To be done:
Copy out each line of the data that holds the word "الأظافر".

[Start of Extracted records]

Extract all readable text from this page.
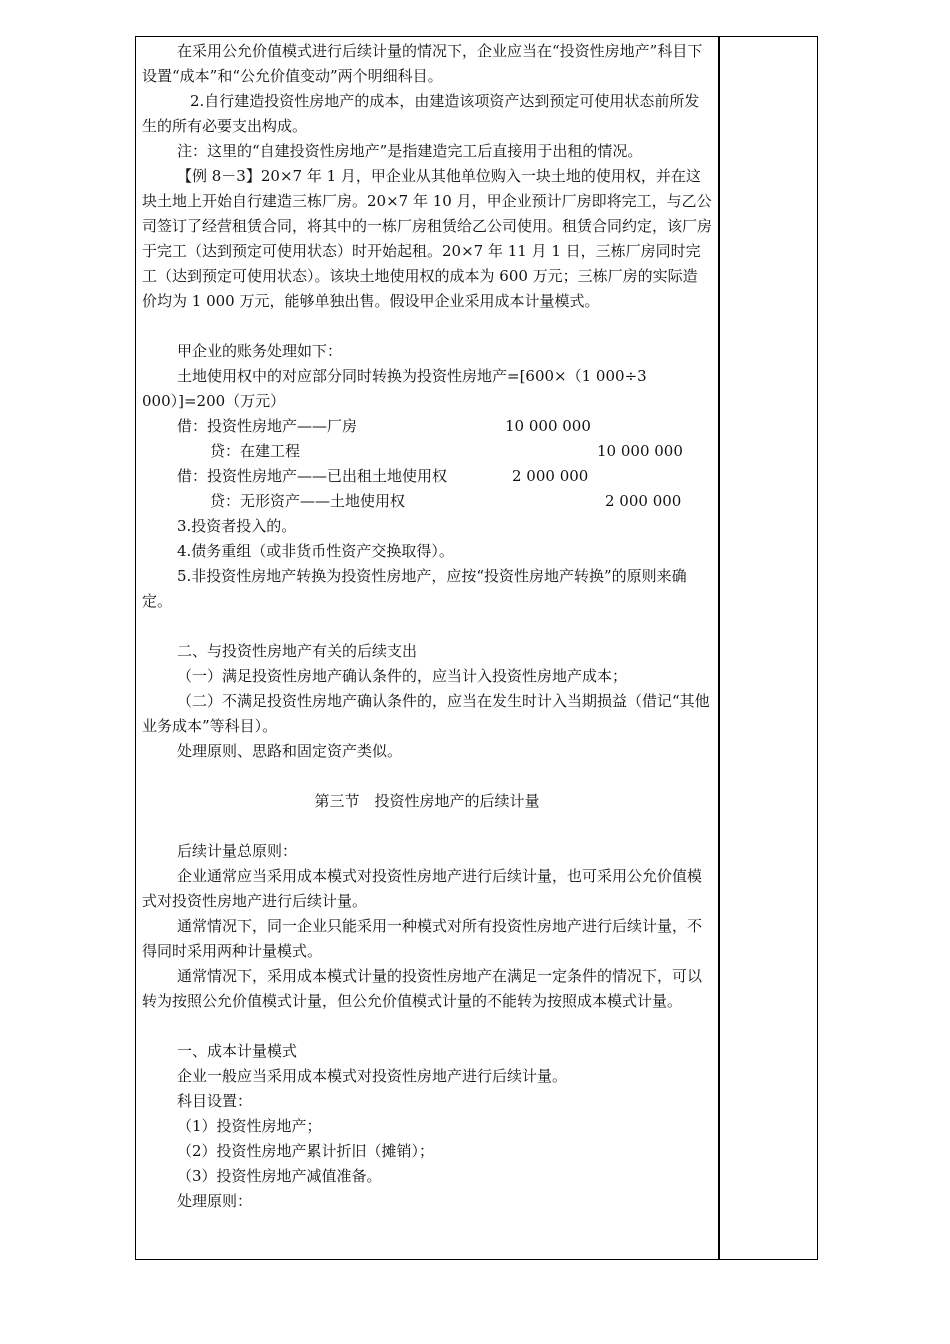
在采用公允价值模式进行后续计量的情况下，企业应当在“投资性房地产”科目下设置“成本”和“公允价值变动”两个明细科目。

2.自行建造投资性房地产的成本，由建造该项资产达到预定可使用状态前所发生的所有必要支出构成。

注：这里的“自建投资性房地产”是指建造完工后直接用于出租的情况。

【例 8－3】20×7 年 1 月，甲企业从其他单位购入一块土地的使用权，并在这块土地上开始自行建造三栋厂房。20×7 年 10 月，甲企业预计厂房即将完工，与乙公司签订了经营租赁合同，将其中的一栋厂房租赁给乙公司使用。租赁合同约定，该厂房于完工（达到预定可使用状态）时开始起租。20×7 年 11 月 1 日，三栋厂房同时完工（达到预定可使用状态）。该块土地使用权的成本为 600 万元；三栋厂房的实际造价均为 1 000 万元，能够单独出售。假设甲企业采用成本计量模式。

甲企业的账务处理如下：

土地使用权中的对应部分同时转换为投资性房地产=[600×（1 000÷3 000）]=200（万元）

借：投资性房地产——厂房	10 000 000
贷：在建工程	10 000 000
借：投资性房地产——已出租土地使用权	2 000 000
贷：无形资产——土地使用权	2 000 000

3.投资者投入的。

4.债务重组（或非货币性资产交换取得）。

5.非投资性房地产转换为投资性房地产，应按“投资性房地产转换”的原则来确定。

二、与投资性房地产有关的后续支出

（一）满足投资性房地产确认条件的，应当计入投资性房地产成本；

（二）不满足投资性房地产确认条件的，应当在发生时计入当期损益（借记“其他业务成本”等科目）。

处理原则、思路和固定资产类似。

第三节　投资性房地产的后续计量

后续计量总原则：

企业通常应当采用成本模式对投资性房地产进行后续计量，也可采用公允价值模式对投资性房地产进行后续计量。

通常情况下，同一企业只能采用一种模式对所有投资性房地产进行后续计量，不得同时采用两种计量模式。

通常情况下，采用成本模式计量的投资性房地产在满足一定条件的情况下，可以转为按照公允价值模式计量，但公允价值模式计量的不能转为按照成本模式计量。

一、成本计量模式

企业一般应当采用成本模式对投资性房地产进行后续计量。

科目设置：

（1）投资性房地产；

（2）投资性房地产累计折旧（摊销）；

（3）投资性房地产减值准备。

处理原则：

[End of Extracted records]
[Start of Extracted records]

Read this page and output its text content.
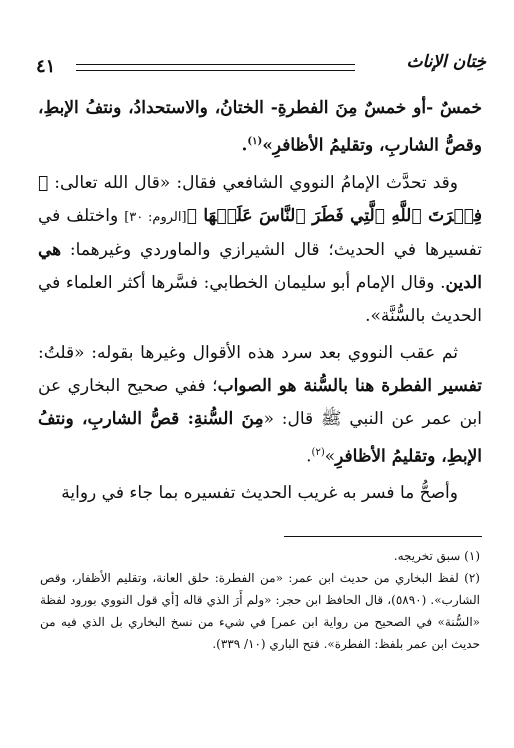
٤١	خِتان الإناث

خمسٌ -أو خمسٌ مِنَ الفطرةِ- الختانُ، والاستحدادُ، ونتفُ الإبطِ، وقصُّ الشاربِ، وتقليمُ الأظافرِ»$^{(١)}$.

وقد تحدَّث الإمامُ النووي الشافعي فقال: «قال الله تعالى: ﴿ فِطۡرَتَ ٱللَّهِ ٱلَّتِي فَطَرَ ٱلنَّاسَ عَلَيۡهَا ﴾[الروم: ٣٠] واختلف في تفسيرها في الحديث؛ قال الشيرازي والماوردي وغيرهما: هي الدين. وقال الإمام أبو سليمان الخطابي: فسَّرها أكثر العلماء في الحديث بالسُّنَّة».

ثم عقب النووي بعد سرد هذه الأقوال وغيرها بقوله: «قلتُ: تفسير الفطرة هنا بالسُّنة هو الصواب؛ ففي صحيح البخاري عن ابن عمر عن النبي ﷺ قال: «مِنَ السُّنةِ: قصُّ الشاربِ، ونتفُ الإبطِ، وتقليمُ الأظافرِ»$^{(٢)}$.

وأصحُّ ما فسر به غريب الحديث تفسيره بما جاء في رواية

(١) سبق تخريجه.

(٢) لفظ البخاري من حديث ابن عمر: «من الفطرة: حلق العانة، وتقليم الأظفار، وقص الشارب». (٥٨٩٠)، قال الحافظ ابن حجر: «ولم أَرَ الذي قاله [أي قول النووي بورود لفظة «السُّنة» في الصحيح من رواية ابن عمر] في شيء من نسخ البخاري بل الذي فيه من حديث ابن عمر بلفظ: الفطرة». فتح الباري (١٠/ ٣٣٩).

[End of Extracted records]

The reply:
خمسٌ -أو خمسٌ مِنَ الفطرةِ- الختانُ، والاستحدادُ، ونتفُ الإبطِ، وقصُّ الشاربِ، وتقليمُ الأظافرِ»$^{(١)}$.
ثم عقب النووي بعد سرد هذه الأقوال وغيرها بقوله: «قلتُ: تفسير الفطرة هنا بالسُّنة هو الصواب؛ ففي صحيح البخاري عن ابن عمر عن النبي ﷺ قال: «مِنَ السُّنةِ: قصُّ الشاربِ، ونتفُ الإبطِ، وتقليمُ الأظافرِ»$^{(٢)}$.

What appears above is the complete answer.